* **DIRECTIONS**
From the listing below, extract each line containing the string "text".

* Start SUPPLIED RECORDS *

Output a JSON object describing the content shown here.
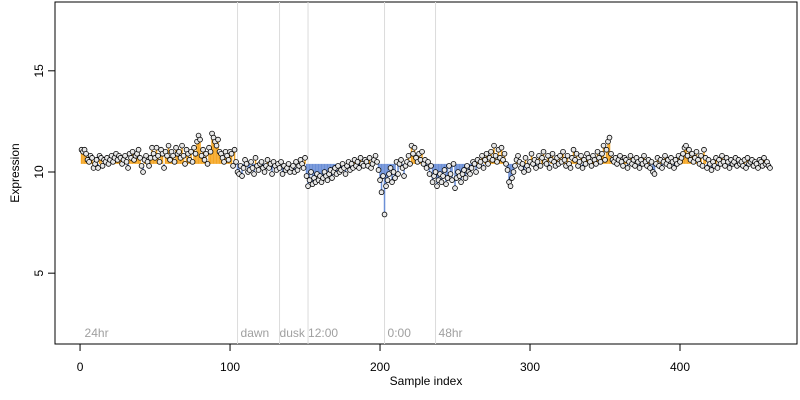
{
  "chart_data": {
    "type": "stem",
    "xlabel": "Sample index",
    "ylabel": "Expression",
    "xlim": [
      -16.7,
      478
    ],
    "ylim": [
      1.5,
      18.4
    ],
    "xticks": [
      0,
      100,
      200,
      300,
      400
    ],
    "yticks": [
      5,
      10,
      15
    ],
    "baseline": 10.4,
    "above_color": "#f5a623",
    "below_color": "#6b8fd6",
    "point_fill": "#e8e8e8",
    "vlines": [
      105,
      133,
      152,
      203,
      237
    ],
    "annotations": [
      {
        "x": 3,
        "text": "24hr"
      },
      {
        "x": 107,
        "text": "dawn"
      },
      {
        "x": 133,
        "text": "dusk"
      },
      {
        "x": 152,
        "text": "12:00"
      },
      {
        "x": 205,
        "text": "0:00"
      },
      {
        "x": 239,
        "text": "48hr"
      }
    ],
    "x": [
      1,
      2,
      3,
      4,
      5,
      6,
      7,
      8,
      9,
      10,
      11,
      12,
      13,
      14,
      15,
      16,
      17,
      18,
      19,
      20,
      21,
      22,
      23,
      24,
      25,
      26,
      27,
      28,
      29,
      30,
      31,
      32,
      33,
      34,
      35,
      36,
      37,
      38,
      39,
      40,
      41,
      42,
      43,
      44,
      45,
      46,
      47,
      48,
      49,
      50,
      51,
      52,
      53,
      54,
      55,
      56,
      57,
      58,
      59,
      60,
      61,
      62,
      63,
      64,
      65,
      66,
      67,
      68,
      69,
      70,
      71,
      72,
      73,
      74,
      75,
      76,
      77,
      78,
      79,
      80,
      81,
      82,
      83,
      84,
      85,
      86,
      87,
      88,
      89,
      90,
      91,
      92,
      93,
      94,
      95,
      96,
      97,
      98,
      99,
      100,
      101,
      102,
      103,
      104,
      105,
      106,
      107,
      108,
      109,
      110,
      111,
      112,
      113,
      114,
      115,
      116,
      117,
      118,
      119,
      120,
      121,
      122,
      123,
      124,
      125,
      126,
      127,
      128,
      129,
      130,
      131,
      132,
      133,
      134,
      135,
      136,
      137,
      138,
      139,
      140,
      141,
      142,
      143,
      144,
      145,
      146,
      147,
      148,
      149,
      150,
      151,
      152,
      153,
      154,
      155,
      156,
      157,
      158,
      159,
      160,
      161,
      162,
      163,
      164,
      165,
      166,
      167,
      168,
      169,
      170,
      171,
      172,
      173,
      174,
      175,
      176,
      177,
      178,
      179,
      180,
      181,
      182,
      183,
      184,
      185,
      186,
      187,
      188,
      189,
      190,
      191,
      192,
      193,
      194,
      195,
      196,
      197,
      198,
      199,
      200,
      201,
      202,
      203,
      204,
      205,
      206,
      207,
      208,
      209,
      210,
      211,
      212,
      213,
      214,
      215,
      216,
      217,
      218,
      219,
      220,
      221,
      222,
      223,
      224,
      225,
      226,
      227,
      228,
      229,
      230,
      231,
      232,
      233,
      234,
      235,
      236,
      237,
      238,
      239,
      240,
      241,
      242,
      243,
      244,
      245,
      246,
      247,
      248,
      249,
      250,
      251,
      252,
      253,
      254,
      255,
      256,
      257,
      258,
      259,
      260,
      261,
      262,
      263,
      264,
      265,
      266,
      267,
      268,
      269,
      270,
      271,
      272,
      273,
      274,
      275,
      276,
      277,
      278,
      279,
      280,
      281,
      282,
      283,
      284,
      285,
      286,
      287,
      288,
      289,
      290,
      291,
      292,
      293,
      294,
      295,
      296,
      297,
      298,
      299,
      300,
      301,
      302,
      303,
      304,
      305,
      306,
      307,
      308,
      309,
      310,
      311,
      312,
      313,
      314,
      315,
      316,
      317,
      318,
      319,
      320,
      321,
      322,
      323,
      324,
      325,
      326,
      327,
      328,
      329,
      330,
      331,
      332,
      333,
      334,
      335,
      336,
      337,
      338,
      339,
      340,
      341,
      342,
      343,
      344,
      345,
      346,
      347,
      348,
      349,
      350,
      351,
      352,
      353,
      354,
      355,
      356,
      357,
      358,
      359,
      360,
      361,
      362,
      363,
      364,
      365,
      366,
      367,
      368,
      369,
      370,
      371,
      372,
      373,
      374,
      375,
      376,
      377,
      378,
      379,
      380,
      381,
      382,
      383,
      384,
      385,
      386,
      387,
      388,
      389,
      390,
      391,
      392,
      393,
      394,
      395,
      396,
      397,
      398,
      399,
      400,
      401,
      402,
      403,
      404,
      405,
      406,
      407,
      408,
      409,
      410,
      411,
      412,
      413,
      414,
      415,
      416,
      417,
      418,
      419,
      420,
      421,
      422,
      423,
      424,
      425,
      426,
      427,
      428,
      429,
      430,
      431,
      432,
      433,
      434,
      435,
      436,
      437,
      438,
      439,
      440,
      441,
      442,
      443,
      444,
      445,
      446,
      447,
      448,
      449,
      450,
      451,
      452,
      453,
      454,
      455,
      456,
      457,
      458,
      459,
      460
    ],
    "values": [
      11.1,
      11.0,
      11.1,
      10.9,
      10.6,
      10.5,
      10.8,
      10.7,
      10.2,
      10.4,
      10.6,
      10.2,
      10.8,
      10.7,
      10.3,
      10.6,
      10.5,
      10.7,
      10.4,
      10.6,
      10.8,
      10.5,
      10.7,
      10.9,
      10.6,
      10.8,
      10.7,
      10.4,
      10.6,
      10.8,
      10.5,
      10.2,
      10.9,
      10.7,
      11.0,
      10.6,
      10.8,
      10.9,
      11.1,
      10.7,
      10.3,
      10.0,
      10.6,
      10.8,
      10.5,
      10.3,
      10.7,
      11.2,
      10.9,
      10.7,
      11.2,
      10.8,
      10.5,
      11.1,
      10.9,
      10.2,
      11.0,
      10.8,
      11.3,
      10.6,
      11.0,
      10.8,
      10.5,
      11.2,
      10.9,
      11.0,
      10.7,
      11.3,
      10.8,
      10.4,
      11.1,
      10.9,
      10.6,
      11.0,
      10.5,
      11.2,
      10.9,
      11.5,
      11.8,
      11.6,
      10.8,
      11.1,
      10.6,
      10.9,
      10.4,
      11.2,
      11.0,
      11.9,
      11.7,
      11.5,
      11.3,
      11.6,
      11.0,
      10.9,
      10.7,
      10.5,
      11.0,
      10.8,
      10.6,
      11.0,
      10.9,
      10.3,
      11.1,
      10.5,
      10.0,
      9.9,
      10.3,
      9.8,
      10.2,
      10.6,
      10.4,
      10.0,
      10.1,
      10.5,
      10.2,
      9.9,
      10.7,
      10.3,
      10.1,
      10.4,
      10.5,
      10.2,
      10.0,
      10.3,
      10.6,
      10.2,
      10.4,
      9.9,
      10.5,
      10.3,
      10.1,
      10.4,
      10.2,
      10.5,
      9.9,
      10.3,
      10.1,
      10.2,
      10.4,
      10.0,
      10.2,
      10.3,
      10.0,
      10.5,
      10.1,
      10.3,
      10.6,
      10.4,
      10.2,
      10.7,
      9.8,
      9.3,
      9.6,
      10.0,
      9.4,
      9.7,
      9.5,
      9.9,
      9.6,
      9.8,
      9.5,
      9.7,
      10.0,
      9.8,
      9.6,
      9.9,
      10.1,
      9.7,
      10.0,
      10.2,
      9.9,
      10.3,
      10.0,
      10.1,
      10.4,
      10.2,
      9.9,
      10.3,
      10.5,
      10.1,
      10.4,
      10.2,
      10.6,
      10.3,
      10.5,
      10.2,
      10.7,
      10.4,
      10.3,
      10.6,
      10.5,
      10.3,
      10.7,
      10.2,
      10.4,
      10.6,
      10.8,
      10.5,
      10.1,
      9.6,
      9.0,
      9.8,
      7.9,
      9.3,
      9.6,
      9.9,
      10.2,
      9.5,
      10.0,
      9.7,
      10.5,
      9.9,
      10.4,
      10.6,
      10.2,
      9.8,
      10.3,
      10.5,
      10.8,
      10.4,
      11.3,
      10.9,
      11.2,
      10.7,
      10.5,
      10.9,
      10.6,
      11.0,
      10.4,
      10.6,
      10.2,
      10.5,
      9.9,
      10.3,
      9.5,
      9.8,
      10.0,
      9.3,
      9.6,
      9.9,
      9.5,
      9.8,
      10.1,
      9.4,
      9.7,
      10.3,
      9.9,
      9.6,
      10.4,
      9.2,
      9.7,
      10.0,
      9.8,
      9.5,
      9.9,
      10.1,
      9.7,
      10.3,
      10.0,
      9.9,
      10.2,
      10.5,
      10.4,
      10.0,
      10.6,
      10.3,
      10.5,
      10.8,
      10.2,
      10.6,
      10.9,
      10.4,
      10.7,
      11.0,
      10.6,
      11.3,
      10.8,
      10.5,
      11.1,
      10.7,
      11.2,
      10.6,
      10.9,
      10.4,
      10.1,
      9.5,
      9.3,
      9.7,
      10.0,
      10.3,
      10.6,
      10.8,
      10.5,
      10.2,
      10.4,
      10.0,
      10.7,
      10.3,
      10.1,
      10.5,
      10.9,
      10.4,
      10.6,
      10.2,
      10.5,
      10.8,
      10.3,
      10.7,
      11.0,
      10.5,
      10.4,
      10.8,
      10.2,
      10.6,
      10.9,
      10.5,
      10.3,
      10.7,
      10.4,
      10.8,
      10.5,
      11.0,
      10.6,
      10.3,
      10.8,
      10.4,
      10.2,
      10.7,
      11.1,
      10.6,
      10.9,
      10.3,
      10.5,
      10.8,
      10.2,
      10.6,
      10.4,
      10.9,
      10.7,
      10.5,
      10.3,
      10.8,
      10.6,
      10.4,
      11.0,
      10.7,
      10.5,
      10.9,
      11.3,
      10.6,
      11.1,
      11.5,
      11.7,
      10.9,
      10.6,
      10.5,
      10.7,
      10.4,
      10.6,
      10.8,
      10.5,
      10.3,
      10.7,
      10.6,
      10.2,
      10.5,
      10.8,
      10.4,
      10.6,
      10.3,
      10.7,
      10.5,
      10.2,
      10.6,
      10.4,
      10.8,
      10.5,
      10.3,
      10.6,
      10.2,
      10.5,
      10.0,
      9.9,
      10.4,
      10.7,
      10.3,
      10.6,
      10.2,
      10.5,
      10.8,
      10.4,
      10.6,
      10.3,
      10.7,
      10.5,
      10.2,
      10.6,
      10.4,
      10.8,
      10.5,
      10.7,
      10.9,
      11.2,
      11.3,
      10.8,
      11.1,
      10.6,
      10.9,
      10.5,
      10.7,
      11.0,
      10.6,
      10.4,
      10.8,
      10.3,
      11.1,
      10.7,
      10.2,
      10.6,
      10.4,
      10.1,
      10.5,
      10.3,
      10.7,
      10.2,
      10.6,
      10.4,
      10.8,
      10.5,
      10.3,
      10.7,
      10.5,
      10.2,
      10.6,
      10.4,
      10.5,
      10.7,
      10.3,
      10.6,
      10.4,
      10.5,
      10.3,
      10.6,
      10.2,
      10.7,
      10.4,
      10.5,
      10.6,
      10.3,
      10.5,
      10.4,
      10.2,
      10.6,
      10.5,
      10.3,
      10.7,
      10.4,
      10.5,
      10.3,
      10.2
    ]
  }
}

* End SUPPLIED RECORDS *

* **EXERCISE OUTPUT**
        "text": "24hr"
        "text": "dawn"
        "text": "dusk"
        "text": "12:00"
        "text": "0:00"
        "text": "48hr"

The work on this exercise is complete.